PROBLEM DETAILS —
Wherever the string "JSON" appears in a line, extract that line.

INPUT —
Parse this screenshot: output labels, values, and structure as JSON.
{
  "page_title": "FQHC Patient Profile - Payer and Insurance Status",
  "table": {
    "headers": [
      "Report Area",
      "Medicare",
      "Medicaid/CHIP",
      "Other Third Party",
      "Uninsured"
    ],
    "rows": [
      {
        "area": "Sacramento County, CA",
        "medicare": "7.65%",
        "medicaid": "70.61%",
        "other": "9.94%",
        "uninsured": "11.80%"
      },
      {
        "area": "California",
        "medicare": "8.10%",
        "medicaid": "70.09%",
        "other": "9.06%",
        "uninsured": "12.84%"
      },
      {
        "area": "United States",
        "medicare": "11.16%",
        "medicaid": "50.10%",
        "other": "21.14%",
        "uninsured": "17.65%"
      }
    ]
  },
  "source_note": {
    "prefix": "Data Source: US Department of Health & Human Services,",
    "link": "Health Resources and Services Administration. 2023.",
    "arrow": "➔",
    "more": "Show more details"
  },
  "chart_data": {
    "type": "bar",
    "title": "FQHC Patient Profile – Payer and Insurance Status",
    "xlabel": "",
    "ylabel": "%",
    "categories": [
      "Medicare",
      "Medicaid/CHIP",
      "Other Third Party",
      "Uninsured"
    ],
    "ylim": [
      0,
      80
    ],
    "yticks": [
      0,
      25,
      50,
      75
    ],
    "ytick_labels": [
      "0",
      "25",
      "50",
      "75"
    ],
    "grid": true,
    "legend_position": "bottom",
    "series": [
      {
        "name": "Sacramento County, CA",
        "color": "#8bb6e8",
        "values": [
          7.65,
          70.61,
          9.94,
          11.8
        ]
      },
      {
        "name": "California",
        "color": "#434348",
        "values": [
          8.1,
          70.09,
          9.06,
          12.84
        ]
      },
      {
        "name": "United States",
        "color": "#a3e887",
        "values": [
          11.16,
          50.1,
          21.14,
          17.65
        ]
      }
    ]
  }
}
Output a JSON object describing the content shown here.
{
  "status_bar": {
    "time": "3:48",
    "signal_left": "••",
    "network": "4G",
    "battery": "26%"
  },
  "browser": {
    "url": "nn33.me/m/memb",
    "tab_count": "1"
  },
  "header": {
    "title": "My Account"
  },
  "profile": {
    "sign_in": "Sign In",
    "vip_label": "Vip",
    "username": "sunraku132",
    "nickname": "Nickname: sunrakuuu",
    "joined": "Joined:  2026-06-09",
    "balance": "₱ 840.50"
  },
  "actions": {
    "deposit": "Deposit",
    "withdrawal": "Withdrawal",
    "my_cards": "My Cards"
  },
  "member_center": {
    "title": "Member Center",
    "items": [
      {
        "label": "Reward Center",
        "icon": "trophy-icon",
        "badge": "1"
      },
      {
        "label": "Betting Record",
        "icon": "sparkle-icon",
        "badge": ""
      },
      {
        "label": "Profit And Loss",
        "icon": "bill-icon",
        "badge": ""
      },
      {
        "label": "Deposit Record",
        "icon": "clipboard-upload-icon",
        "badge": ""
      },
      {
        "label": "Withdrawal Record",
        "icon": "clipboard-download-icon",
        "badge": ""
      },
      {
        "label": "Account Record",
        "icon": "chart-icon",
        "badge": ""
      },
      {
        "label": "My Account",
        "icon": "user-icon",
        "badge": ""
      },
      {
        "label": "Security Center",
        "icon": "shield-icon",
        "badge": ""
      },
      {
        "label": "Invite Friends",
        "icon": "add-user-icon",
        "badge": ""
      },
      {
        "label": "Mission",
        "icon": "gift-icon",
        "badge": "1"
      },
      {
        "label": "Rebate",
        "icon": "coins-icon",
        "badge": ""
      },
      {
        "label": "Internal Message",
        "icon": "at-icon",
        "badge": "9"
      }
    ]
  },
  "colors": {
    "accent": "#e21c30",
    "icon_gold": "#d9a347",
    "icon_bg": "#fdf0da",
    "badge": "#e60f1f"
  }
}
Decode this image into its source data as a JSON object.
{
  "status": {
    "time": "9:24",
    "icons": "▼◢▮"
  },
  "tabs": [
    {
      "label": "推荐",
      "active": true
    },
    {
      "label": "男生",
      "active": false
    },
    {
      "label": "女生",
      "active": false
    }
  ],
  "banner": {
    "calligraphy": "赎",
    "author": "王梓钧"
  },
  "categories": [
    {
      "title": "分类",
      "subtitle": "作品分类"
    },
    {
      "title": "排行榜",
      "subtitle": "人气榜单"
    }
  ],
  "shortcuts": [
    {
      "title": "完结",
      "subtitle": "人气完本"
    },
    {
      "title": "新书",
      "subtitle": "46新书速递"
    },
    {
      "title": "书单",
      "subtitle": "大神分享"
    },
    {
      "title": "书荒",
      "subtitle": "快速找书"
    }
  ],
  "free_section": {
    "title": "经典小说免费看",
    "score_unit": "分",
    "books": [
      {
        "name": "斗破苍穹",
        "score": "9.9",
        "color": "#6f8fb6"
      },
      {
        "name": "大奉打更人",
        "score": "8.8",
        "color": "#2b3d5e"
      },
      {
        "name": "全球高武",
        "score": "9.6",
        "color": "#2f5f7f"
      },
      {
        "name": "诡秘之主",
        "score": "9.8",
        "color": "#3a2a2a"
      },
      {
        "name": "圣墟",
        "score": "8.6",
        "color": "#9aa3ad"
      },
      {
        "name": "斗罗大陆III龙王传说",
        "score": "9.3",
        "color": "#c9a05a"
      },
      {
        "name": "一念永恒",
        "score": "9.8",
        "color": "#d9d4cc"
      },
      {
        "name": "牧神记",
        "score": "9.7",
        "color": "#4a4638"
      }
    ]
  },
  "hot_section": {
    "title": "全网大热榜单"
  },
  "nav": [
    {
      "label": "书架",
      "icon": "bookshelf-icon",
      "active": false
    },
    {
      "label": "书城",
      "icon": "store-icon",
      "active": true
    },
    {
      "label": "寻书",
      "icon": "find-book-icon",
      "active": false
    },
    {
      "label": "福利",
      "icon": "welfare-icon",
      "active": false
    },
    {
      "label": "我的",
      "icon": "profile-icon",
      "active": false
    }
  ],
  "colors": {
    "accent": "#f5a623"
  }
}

TASK OUTPUT —
Parse this screenshot: output labels, values, and structure as JSON.
Output a JSON object describing the content shown here.
Decode this image into its source data as a JSON object.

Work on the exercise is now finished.